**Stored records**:
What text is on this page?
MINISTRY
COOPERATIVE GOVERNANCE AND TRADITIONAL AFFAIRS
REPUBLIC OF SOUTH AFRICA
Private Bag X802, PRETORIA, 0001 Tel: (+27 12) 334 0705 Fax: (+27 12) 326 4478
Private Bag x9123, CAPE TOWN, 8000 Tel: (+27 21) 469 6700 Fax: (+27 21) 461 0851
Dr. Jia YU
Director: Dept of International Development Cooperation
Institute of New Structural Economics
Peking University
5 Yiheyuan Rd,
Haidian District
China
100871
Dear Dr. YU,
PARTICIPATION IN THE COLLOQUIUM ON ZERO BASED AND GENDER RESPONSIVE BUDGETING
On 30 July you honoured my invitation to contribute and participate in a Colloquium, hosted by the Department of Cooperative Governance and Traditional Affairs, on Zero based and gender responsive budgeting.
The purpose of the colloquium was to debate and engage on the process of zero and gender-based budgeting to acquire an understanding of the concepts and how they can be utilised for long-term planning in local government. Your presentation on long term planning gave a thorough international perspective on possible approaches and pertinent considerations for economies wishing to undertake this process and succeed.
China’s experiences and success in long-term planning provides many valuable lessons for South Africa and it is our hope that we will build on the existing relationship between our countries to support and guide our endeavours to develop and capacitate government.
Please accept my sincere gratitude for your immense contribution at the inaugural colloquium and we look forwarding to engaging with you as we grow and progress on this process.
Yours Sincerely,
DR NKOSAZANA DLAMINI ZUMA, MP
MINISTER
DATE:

--

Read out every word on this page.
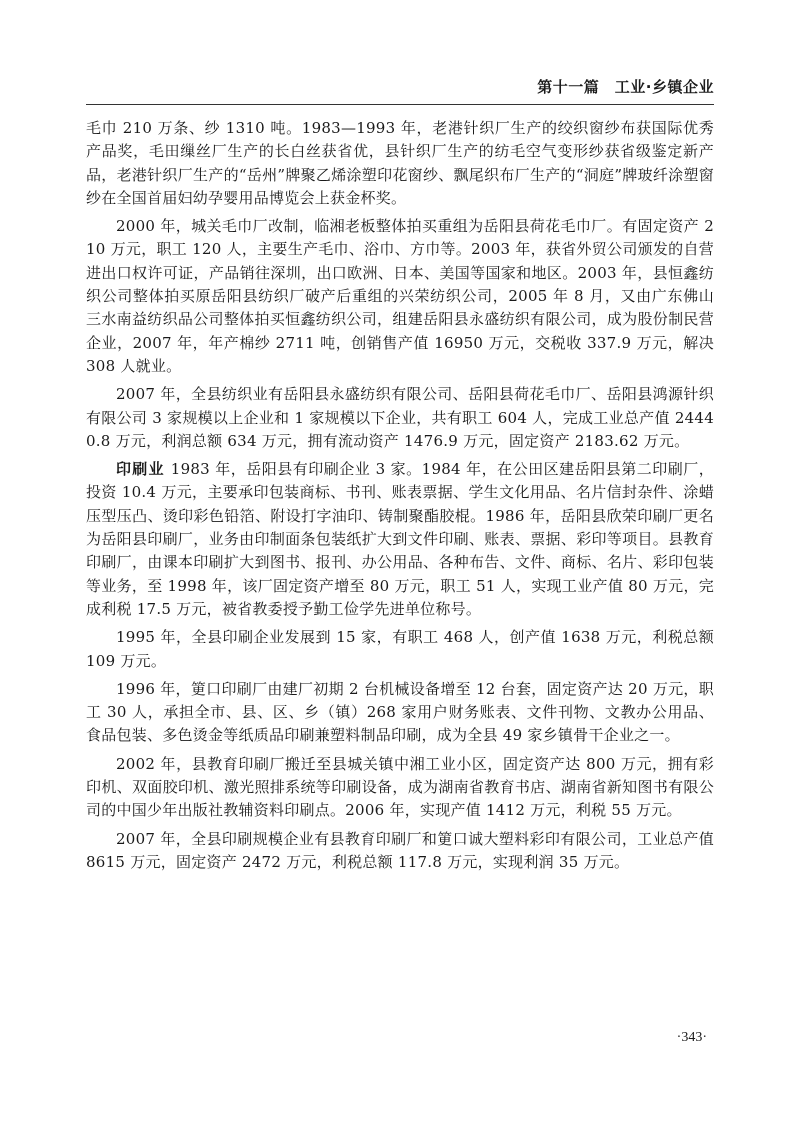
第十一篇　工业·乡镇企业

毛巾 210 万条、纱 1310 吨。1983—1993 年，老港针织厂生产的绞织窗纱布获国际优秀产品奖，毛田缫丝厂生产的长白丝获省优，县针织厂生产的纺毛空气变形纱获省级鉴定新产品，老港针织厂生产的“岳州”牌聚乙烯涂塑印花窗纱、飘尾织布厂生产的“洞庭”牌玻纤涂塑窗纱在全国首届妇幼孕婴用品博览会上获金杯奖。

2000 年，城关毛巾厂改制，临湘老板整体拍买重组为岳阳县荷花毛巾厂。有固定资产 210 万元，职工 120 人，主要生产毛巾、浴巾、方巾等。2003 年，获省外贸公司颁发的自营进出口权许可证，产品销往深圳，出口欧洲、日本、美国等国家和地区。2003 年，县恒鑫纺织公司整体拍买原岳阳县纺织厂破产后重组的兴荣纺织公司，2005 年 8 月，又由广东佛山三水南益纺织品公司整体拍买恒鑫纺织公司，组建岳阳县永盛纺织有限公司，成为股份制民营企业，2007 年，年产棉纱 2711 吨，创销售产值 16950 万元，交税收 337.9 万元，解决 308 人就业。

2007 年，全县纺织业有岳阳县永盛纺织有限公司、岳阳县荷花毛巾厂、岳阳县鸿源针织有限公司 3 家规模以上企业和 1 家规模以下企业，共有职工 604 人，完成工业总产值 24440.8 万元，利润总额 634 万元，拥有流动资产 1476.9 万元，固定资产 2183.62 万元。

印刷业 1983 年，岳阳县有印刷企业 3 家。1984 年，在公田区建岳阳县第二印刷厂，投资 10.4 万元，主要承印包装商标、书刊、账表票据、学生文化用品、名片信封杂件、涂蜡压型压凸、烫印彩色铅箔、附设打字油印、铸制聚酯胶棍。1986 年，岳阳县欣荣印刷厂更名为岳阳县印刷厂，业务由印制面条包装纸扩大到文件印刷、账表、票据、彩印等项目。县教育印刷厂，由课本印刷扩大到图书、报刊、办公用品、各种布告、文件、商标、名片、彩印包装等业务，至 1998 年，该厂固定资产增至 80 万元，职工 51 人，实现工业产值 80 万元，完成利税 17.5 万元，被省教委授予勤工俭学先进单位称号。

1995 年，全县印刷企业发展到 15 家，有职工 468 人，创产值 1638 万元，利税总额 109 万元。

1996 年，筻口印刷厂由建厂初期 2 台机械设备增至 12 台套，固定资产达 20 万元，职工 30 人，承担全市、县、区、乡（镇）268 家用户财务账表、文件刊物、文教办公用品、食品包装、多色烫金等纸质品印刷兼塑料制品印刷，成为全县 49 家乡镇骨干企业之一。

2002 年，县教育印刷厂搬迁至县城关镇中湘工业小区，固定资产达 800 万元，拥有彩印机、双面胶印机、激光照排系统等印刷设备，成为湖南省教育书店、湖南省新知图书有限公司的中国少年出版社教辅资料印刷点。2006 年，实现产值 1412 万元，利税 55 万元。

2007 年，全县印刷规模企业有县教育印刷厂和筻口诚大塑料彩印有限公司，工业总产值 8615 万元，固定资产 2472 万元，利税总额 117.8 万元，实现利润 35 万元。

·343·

**What to do**:
Report how many lines in the data contain the word "固定资产达", with no words besides the number.

**Answer for this exercise**:
2